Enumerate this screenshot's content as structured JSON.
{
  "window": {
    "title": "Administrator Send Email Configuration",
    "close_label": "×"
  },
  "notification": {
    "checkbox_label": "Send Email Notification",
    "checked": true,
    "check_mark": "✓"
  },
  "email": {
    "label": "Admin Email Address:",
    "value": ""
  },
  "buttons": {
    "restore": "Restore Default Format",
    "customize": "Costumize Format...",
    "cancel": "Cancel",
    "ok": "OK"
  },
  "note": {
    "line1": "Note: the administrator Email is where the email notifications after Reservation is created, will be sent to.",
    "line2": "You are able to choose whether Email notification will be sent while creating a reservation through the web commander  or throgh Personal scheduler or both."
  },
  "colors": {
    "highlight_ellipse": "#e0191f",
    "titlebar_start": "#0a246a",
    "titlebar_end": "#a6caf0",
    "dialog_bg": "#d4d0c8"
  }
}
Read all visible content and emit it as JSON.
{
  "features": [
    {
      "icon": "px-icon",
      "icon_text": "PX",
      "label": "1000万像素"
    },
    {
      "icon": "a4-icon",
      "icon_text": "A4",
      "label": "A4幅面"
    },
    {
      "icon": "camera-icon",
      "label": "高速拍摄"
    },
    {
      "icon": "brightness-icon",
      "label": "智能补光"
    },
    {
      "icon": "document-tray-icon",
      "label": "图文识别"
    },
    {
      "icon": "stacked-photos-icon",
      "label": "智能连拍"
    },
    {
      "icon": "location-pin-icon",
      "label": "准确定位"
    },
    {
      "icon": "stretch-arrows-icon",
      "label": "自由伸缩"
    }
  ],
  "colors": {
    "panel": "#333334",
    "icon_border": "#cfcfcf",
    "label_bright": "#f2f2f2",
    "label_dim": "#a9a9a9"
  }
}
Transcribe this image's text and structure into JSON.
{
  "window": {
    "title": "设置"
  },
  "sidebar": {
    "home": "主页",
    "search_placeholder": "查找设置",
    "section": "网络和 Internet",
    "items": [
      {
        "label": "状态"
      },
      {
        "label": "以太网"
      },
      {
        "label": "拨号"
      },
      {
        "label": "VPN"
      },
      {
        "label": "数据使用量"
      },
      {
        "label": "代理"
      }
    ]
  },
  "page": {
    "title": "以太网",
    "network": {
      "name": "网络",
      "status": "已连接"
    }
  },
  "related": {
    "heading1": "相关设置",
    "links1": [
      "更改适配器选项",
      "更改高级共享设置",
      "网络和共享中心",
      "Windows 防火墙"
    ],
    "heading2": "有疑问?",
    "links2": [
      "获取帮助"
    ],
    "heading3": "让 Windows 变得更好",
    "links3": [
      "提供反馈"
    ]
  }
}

> _PROBLEM TO SOLVE_
Give only the number of lines in the records that contain the string "will".

> _EXERCISE RESPONSE_
2